[GIVEN INSTRUCTION] Using the records below, locate all lines containing "name" and return them.

----- RECORDS SHOWN

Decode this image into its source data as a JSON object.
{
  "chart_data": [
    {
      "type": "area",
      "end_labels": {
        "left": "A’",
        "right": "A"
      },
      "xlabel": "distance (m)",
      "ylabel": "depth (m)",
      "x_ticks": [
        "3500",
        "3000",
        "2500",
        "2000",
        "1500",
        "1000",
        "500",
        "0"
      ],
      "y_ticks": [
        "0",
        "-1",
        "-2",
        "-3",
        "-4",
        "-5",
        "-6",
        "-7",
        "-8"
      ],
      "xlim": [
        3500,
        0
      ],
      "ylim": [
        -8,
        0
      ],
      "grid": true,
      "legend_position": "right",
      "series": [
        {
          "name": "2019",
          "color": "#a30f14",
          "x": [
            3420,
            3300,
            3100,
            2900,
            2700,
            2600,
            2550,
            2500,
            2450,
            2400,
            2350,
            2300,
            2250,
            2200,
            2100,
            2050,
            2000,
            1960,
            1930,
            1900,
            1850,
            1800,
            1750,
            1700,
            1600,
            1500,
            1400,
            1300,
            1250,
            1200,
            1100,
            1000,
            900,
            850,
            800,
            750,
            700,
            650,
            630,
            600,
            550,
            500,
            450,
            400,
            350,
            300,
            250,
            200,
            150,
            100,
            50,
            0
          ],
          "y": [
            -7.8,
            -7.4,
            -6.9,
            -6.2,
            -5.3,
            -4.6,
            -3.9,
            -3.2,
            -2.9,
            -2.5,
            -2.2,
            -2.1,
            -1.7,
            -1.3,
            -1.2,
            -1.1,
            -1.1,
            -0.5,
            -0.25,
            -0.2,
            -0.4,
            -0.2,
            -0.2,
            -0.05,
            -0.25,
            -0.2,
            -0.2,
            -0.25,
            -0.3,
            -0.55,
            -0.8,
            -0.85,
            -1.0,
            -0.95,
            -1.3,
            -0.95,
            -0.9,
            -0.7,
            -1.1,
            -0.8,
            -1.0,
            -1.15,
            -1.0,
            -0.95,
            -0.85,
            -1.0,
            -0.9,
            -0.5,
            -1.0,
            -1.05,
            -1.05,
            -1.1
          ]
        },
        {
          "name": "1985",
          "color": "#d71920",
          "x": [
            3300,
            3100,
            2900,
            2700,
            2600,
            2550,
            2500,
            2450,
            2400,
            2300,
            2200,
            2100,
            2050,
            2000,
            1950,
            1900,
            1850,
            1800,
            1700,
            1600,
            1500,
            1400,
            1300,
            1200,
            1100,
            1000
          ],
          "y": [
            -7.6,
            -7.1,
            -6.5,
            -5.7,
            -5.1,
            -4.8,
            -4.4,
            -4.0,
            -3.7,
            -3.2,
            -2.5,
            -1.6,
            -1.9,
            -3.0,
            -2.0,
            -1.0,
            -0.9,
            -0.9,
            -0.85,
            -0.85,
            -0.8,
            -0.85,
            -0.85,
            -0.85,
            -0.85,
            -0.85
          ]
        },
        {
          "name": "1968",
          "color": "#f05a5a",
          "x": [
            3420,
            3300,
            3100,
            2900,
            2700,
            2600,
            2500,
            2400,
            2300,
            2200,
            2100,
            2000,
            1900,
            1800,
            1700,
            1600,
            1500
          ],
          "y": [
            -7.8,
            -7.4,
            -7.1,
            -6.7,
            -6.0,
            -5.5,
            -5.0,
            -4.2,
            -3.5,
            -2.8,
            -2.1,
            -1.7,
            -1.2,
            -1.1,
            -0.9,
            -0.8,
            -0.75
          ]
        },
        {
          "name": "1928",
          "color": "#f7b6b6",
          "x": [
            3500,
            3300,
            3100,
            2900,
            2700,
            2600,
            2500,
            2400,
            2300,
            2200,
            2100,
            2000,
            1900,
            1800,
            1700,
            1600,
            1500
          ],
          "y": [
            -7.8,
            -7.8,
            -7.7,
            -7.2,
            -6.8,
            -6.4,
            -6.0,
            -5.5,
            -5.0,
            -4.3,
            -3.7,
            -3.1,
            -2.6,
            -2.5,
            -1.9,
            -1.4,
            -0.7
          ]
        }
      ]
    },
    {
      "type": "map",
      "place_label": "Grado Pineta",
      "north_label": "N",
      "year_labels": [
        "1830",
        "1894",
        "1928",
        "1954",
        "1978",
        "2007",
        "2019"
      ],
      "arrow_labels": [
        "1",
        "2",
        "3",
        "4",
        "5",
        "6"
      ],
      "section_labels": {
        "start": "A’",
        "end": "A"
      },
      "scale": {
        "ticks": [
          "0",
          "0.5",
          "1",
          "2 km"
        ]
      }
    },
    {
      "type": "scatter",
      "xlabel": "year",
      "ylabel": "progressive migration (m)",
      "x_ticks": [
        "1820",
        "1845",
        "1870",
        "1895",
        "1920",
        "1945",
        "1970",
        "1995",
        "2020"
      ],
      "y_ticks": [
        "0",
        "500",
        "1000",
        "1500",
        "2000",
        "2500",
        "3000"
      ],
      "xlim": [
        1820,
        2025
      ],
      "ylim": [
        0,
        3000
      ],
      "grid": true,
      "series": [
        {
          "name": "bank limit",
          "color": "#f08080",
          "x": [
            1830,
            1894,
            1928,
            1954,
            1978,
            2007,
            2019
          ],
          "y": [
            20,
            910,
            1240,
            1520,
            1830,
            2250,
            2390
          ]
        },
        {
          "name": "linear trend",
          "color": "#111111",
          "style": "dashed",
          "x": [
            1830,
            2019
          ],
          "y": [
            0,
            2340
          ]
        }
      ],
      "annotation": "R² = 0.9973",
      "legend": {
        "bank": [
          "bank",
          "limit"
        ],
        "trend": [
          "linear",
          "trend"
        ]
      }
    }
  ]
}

----------

[OUTPUT FOR THIS EXERCISE]
          "name": "2019",
          "name": "1985",
          "name": "1968",
          "name": "1928",
          "name": "bank limit",
          "name": "linear trend",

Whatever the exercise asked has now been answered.